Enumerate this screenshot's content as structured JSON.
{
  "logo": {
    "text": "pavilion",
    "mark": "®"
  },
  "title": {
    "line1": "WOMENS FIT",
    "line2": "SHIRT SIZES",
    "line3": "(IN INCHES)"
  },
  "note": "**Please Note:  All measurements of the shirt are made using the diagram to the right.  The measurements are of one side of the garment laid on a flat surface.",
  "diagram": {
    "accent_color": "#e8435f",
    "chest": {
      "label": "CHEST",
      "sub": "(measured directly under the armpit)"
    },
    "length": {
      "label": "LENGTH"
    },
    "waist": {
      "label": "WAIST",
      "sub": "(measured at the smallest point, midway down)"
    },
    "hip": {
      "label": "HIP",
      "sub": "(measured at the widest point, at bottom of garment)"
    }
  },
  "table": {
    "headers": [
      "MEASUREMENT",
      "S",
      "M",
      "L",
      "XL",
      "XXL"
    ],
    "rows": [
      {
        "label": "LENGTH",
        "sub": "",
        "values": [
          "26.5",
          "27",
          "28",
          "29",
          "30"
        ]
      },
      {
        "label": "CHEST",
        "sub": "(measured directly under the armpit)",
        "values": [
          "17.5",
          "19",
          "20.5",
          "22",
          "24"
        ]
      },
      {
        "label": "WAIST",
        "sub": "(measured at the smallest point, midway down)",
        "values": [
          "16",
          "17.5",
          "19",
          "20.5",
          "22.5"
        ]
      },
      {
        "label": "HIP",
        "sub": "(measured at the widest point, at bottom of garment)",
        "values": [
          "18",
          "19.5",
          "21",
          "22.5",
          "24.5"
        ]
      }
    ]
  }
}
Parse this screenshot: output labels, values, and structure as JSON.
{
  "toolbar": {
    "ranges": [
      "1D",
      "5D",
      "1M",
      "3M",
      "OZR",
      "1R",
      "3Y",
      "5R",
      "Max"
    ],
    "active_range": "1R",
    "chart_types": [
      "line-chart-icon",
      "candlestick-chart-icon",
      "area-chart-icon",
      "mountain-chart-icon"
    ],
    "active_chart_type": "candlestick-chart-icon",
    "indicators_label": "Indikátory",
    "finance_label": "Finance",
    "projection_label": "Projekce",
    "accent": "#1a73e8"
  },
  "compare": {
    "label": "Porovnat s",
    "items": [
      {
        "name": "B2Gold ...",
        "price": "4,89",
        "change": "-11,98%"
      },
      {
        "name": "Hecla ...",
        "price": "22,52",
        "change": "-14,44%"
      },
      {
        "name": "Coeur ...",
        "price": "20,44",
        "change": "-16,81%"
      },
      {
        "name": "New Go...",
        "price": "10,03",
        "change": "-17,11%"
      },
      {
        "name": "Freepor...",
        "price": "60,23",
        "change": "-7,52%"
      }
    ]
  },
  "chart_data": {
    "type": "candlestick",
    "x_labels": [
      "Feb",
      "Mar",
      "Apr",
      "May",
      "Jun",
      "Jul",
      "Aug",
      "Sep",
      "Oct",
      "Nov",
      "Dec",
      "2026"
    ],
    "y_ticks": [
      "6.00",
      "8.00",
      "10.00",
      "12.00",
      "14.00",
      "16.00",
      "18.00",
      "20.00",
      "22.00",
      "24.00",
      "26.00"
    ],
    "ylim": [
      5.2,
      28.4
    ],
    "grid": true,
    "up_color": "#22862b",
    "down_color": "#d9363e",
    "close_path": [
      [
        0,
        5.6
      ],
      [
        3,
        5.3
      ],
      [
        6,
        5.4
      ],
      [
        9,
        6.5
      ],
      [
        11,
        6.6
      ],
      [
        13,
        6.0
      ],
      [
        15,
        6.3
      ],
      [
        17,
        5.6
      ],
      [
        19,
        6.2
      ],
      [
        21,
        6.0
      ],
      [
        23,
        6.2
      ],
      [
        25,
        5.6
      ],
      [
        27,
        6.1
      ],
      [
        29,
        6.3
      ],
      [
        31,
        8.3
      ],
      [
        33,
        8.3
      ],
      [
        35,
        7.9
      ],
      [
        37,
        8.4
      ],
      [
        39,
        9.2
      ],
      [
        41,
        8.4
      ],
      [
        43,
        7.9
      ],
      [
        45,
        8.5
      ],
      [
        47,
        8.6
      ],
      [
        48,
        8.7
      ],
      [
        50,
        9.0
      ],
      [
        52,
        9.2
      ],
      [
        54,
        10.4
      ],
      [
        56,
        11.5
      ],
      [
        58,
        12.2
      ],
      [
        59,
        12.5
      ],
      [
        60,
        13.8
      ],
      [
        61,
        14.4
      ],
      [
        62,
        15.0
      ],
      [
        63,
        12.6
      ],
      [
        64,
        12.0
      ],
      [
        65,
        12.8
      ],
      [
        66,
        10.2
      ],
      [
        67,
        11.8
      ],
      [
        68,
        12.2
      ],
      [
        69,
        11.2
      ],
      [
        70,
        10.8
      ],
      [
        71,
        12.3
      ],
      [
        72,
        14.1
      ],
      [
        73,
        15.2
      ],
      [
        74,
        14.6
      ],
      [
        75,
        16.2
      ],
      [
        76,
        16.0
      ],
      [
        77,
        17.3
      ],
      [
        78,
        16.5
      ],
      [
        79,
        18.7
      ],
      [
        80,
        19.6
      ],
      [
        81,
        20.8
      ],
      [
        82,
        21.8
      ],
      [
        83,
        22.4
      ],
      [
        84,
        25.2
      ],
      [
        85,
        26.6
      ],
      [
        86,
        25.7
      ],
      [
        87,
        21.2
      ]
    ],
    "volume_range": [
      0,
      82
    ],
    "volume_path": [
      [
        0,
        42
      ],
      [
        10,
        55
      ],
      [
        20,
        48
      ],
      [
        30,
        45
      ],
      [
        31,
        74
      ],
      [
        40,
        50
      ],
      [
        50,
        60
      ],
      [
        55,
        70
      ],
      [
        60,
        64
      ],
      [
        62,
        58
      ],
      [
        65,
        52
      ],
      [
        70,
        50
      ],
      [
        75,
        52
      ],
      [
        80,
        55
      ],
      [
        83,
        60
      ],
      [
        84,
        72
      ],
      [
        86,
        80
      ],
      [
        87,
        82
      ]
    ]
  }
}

----------------

Prompt: Repeat the material above in full, exactly as it stands.

Expected output:
Enumerate this screenshot's content as structured JSON.
{
  "logo": {
    "text": "pavilion",
    "mark": "®"
  },
  "title": {
    "line1": "WOMENS FIT",
    "line2": "SHIRT SIZES",
    "line3": "(IN INCHES)"
  },
  "note": "**Please Note:  All measurements of the shirt are made using the diagram to the right.  The measurements are of one side of the garment laid on a flat surface.",
  "diagram": {
    "accent_color": "#e8435f",
    "chest": {
      "label": "CHEST",
      "sub": "(measured directly under the armpit)"
    },
    "length": {
      "label": "LENGTH"
    },
    "waist": {
      "label": "WAIST",
      "sub": "(measured at the smallest point, midway down)"
    },
    "hip": {
      "label": "HIP",
      "sub": "(measured at the widest point, at bottom of garment)"
    }
  },
  "table": {
    "headers": [
      "MEASUREMENT",
      "S",
      "M",
      "L",
      "XL",
      "XXL"
    ],
    "rows": [
      {
        "label": "LENGTH",
        "sub": "",
        "values": [
          "26.5",
          "27",
          "28",
          "29",
          "30"
        ]
      },
      {
        "label": "CHEST",
        "sub": "(measured directly under the armpit)",
        "values": [
          "17.5",
          "19",
          "20.5",
          "22",
          "24"
        ]
      },
      {
        "label": "WAIST",
        "sub": "(measured at the smallest point, midway down)",
        "values": [
          "16",
          "17.5",
          "19",
          "20.5",
          "22.5"
        ]
      },
      {
        "label": "HIP",
        "sub": "(measured at the widest point, at bottom of garment)",
        "values": [
          "18",
          "19.5",
          "21",
          "22.5",
          "24.5"
        ]
      }
    ]
  }
}
Parse this screenshot: output labels, values, and structure as JSON.
{
  "toolbar": {
    "ranges": [
      "1D",
      "5D",
      "1M",
      "3M",
      "OZR",
      "1R",
      "3Y",
      "5R",
      "Max"
    ],
    "active_range": "1R",
    "chart_types": [
      "line-chart-icon",
      "candlestick-chart-icon",
      "area-chart-icon",
      "mountain-chart-icon"
    ],
    "active_chart_type": "candlestick-chart-icon",
    "indicators_label": "Indikátory",
    "finance_label": "Finance",
    "projection_label": "Projekce",
    "accent": "#1a73e8"
  },
  "compare": {
    "label": "Porovnat s",
    "items": [
      {
        "name": "B2Gold ...",
        "price": "4,89",
        "change": "-11,98%"
      },
      {
        "name": "Hecla ...",
        "price": "22,52",
        "change": "-14,44%"
      },
      {
        "name": "Coeur ...",
        "price": "20,44",
        "change": "-16,81%"
      },
      {
        "name": "New Go...",
        "price": "10,03",
        "change": "-17,11%"
      },
      {
        "name": "Freepor...",
        "price": "60,23",
        "change": "-7,52%"
      }
    ]
  },
  "chart_data": {
    "type": "candlestick",
    "x_labels": [
      "Feb",
      "Mar",
      "Apr",
      "May",
      "Jun",
      "Jul",
      "Aug",
      "Sep",
      "Oct",
      "Nov",
      "Dec",
      "2026"
    ],
    "y_ticks": [
      "6.00",
      "8.00",
      "10.00",
      "12.00",
      "14.00",
      "16.00",
      "18.00",
      "20.00",
      "22.00",
      "24.00",
      "26.00"
    ],
    "ylim": [
      5.2,
      28.4
    ],
    "grid": true,
    "up_color": "#22862b",
    "down_color": "#d9363e",
    "close_path": [
      [
        0,
        5.6
      ],
      [
        3,
        5.3
      ],
      [
        6,
        5.4
      ],
      [
        9,
        6.5
      ],
      [
        11,
        6.6
      ],
      [
        13,
        6.0
      ],
      [
        15,
        6.3
      ],
      [
        17,
        5.6
      ],
      [
        19,
        6.2
      ],
      [
        21,
        6.0
      ],
      [
        23,
        6.2
      ],
      [
        25,
        5.6
      ],
      [
        27,
        6.1
      ],
      [
        29,
        6.3
      ],
      [
        31,
        8.3
      ],
      [
        33,
        8.3
      ],
      [
        35,
        7.9
      ],
      [
        37,
        8.4
      ],
      [
        39,
        9.2
      ],
      [
        41,
        8.4
      ],
      [
        43,
        7.9
      ],
      [
        45,
        8.5
      ],
      [
        47,
        8.6
      ],
      [
        48,
        8.7
      ],
      [
        50,
        9.0
      ],
      [
        52,
        9.2
      ],
      [
        54,
        10.4
      ],
      [
        56,
        11.5
      ],
      [
        58,
        12.2
      ],
      [
        59,
        12.5
      ],
      [
        60,
        13.8
      ],
      [
        61,
        14.4
      ],
      [
        62,
        15.0
      ],
      [
        63,
        12.6
      ],
      [
        64,
        12.0
      ],
      [
        65,
        12.8
      ],
      [
        66,
        10.2
      ],
      [
        67,
        11.8
      ],
      [
        68,
        12.2
      ],
      [
        69,
        11.2
      ],
      [
        70,
        10.8
      ],
      [
        71,
        12.3
      ],
      [
        72,
        14.1
      ],
      [
        73,
        15.2
      ],
      [
        74,
        14.6
      ],
      [
        75,
        16.2
      ],
      [
        76,
        16.0
      ],
      [
        77,
        17.3
      ],
      [
        78,
        16.5
      ],
      [
        79,
        18.7
      ],
      [
        80,
        19.6
      ],
      [
        81,
        20.8
      ],
      [
        82,
        21.8
      ],
      [
        83,
        22.4
      ],
      [
        84,
        25.2
      ],
      [
        85,
        26.6
      ],
      [
        86,
        25.7
      ],
      [
        87,
        21.2
      ]
    ],
    "volume_range": [
      0,
      82
    ],
    "volume_path": [
      [
        0,
        42
      ],
      [
        10,
        55
      ],
      [
        20,
        48
      ],
      [
        30,
        45
      ],
      [
        31,
        74
      ],
      [
        40,
        50
      ],
      [
        50,
        60
      ],
      [
        55,
        70
      ],
      [
        60,
        64
      ],
      [
        62,
        58
      ],
      [
        65,
        52
      ],
      [
        70,
        50
      ],
      [
        75,
        52
      ],
      [
        80,
        55
      ],
      [
        83,
        60
      ],
      [
        84,
        72
      ],
      [
        86,
        80
      ],
      [
        87,
        82
      ]
    ]
  }
}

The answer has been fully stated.